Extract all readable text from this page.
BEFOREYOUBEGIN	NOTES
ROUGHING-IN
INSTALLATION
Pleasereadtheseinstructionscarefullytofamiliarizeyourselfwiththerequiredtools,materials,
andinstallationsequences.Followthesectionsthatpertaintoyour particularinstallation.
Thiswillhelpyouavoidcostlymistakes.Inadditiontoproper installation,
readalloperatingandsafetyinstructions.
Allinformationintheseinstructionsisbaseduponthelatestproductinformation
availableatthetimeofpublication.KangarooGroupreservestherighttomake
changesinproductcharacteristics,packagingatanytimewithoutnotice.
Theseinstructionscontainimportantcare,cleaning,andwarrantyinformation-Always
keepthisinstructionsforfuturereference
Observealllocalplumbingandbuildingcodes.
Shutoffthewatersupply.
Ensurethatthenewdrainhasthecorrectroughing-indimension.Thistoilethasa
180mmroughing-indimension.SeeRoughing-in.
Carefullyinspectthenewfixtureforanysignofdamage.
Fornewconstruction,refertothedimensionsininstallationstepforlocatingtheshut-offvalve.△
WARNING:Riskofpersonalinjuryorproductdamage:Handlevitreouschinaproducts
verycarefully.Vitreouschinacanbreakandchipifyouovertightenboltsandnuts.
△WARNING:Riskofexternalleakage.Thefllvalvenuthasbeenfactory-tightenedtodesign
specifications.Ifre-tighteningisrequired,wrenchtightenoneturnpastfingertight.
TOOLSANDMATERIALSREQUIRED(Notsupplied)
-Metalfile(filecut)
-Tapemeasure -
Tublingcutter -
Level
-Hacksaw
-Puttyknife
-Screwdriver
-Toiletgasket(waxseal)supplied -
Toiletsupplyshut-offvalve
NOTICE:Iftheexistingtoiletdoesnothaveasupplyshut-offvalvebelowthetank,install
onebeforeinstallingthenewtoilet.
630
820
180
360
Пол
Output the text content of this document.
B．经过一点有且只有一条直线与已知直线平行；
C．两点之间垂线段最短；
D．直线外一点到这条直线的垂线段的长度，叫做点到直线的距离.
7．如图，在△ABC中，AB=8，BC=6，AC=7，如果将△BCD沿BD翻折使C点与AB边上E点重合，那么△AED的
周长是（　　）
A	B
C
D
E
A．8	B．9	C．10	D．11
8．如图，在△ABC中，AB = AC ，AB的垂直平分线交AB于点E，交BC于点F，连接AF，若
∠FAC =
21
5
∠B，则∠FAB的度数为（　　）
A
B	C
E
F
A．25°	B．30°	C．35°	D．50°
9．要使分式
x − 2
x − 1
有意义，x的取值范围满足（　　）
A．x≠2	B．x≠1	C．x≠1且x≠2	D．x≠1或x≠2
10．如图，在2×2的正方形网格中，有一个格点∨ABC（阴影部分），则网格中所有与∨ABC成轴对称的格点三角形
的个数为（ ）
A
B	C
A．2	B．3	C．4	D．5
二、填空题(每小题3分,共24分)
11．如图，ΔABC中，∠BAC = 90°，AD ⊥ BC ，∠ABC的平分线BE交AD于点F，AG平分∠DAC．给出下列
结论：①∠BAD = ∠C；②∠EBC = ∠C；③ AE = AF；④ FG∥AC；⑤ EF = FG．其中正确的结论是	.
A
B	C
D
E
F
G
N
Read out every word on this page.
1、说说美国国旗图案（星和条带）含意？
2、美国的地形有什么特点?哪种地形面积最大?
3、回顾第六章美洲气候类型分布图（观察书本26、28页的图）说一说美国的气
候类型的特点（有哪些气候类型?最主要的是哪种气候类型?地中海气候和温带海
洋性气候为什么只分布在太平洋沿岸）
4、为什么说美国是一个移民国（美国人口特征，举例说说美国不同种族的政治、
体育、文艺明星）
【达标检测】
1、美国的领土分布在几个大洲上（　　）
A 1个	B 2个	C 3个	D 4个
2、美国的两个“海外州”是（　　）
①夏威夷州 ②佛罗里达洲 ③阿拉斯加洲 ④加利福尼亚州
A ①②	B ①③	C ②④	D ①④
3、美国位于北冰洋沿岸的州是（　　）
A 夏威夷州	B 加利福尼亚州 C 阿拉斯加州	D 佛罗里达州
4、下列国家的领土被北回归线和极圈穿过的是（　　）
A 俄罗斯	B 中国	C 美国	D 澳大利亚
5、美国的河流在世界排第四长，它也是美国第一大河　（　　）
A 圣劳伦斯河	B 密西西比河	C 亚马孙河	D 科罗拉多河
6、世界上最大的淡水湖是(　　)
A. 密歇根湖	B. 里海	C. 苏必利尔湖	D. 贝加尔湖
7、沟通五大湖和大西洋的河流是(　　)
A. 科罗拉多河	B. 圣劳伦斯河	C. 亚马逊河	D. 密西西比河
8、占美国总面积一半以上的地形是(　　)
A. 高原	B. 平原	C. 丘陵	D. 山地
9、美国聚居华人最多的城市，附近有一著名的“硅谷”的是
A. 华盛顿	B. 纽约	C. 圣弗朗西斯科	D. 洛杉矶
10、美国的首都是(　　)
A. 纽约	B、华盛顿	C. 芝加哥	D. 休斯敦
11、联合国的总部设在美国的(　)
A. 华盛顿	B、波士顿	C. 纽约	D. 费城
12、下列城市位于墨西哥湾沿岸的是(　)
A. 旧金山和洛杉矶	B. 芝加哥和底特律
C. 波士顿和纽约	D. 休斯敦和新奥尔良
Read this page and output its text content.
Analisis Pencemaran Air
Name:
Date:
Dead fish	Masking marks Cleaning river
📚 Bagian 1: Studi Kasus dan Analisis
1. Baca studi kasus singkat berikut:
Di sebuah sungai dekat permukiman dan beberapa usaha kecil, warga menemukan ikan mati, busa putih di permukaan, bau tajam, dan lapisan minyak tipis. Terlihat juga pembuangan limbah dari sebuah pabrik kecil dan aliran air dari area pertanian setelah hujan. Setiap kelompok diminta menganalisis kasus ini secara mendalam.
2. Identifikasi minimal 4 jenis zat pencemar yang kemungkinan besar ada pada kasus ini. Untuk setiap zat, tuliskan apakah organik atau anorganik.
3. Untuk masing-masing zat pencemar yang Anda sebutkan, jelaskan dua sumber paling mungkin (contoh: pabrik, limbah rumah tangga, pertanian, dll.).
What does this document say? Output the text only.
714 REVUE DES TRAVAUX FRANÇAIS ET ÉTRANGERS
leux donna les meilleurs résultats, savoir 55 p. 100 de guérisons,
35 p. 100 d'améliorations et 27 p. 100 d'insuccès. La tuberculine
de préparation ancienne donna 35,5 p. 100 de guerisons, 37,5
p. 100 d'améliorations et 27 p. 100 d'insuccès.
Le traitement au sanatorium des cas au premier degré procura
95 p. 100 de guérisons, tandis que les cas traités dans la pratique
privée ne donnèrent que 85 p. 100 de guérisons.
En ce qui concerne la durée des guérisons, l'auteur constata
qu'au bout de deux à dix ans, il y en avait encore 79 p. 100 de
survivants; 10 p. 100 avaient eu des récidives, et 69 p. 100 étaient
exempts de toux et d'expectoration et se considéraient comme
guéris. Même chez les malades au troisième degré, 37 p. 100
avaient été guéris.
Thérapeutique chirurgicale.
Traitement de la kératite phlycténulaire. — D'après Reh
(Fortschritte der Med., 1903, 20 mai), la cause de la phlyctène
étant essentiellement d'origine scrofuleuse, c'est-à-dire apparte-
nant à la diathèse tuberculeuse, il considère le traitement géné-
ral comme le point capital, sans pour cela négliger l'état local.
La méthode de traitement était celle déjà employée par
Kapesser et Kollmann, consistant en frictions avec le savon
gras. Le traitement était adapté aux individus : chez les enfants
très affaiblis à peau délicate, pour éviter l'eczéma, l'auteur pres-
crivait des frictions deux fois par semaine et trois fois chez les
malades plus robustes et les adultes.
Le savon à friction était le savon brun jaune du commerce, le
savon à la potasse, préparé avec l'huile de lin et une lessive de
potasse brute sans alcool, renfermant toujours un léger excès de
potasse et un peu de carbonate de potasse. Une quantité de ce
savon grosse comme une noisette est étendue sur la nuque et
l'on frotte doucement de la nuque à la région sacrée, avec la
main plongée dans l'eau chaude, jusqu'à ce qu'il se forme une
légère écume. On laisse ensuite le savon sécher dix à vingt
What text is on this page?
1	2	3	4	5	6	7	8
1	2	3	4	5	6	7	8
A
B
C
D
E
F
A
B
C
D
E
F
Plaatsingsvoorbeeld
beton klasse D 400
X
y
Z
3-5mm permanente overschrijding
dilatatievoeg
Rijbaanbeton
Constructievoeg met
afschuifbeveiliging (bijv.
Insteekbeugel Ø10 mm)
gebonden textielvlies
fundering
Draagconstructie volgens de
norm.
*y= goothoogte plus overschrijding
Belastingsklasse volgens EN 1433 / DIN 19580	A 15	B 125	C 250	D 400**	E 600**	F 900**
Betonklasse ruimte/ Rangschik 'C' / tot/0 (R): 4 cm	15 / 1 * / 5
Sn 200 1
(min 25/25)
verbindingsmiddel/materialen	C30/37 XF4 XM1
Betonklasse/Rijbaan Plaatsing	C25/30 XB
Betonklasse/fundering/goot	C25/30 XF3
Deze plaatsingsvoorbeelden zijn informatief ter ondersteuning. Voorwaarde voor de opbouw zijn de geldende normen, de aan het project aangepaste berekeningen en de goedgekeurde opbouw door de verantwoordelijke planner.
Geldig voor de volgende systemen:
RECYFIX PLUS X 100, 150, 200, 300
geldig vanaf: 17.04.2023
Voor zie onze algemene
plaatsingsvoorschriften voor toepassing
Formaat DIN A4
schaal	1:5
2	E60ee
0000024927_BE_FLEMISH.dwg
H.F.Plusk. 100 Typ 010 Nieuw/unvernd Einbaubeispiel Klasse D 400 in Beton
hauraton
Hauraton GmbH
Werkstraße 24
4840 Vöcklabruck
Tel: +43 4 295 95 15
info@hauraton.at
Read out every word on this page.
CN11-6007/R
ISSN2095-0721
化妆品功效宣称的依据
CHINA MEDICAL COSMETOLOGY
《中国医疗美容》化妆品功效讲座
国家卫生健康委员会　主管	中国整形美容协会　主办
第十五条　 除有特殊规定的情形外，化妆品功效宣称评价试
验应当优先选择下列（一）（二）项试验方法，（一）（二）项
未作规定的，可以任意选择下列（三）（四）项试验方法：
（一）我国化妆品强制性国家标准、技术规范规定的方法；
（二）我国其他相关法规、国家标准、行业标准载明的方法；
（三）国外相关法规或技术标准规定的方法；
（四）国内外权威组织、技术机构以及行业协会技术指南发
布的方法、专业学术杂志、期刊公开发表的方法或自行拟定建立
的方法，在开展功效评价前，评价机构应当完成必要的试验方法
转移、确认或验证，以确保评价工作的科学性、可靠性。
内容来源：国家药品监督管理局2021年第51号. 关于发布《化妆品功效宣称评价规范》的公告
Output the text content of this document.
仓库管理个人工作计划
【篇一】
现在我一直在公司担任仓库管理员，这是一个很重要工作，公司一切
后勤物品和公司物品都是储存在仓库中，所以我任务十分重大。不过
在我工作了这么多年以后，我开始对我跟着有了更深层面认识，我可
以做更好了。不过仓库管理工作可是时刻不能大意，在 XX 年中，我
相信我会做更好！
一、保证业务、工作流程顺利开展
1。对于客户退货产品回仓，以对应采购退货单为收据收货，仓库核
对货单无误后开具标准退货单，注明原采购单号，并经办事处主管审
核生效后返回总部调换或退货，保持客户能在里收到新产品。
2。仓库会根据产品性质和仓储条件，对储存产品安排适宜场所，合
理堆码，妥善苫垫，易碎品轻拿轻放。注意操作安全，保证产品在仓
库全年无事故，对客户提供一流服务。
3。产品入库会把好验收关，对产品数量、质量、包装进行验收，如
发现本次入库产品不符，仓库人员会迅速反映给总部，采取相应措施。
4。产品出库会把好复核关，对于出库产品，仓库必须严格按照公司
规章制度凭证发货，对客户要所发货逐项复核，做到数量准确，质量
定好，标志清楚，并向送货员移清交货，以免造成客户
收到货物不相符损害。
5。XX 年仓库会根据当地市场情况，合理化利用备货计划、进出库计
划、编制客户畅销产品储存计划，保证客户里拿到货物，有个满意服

> Problem statement:
Among the entries above, how many lines include the word "améliorations"? Give the number with no comment.

> Expected answer:
2